→ **What you will do**: Below are the records; collect from them each line containing the string "JSON".

[Data entries for graphics]

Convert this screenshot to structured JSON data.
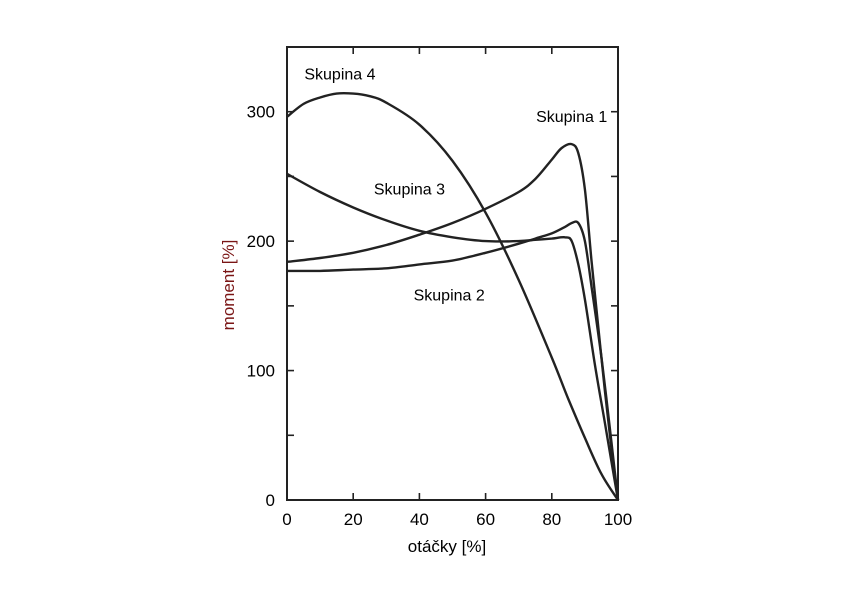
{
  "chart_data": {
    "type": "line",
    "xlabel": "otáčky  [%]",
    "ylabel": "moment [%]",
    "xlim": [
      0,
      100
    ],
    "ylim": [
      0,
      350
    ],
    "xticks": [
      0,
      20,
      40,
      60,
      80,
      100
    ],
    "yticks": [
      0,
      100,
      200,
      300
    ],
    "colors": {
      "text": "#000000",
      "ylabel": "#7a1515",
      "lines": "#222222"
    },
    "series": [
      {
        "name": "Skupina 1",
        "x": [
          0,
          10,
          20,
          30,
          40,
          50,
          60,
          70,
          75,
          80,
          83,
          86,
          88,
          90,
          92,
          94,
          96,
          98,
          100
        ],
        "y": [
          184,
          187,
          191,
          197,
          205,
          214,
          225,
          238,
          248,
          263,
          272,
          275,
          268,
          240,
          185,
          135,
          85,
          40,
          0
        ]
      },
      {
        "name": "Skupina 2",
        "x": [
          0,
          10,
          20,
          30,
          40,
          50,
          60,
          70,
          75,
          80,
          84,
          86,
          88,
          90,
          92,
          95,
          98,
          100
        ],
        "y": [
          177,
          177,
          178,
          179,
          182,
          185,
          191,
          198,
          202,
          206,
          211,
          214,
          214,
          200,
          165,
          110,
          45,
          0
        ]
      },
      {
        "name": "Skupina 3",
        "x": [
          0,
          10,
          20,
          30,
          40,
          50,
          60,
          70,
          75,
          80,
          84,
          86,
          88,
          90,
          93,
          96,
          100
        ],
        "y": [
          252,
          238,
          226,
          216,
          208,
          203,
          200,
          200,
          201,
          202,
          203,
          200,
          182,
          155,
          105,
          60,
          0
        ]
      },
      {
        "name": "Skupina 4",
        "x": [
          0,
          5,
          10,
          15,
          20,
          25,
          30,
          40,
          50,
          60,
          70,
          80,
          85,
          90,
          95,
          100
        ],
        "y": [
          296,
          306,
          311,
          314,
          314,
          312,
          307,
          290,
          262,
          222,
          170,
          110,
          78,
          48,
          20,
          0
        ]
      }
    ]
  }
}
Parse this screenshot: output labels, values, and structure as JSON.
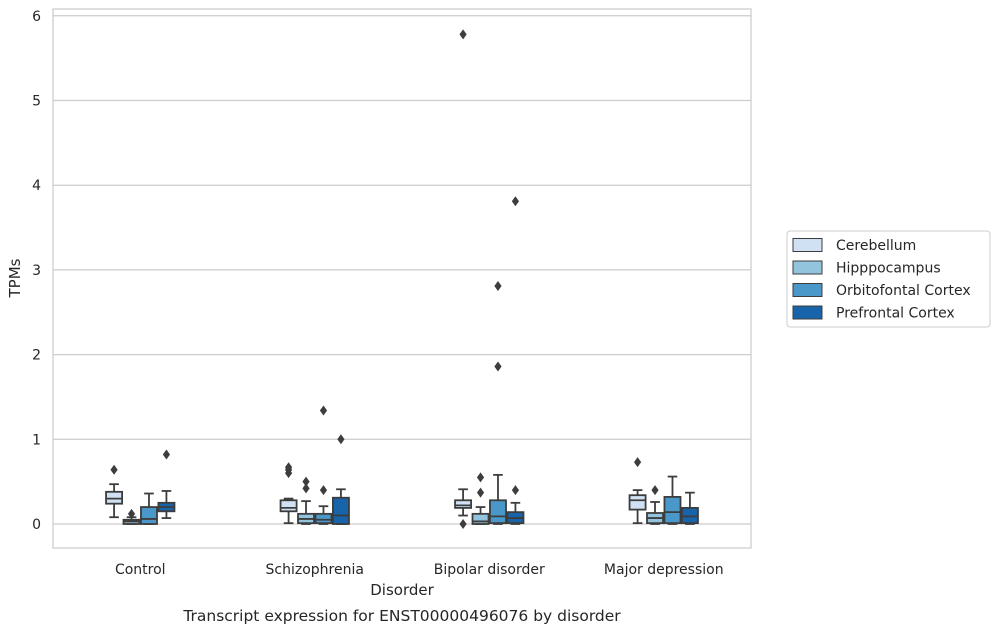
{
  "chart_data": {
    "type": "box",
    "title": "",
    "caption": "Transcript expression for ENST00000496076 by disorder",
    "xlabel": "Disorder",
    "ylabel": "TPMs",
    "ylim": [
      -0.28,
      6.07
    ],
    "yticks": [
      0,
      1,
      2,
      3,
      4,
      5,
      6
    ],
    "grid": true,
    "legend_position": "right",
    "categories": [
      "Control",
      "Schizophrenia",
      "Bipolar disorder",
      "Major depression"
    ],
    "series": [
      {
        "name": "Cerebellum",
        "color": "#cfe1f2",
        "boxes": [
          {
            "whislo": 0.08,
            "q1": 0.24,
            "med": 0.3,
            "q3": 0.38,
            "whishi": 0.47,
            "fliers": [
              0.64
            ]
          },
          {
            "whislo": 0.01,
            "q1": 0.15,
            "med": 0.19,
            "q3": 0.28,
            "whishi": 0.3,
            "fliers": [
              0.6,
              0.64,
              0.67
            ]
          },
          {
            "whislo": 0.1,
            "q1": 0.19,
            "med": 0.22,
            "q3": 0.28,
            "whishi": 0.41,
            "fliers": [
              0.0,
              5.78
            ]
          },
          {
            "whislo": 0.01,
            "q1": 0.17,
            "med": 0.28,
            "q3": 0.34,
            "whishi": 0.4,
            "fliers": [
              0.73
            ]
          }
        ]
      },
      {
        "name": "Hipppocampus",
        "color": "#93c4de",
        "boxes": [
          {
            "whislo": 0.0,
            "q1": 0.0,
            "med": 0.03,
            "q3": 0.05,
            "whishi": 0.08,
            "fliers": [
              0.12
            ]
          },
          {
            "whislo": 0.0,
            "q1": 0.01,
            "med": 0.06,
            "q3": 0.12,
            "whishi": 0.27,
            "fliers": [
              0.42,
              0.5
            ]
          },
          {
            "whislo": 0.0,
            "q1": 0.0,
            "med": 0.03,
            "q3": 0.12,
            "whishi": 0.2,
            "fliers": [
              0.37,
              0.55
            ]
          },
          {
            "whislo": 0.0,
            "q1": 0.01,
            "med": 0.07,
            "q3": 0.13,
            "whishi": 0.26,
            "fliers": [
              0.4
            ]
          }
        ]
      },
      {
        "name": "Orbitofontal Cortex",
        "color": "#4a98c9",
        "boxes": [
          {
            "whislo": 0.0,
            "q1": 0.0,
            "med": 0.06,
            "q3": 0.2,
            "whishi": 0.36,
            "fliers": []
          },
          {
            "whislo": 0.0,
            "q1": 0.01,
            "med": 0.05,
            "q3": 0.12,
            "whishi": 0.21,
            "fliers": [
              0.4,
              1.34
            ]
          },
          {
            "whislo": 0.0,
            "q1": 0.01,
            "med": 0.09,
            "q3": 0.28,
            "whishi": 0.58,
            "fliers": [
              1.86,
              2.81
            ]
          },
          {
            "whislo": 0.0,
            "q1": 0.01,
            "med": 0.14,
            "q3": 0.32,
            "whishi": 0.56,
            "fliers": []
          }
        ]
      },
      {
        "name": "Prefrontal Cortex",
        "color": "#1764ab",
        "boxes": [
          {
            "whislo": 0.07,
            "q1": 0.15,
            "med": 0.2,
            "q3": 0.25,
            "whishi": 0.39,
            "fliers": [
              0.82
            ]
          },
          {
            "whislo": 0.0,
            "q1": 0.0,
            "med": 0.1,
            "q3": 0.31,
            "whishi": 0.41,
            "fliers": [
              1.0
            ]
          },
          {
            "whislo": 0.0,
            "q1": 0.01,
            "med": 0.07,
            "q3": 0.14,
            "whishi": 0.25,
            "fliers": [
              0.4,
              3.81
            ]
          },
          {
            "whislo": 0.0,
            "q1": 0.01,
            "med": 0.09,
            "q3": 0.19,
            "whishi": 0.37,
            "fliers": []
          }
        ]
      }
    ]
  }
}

→ **Exercise result**:
Convert this screenshot to structured JSON data.
Parse this screenshot: output labels, values, and structure as JSON.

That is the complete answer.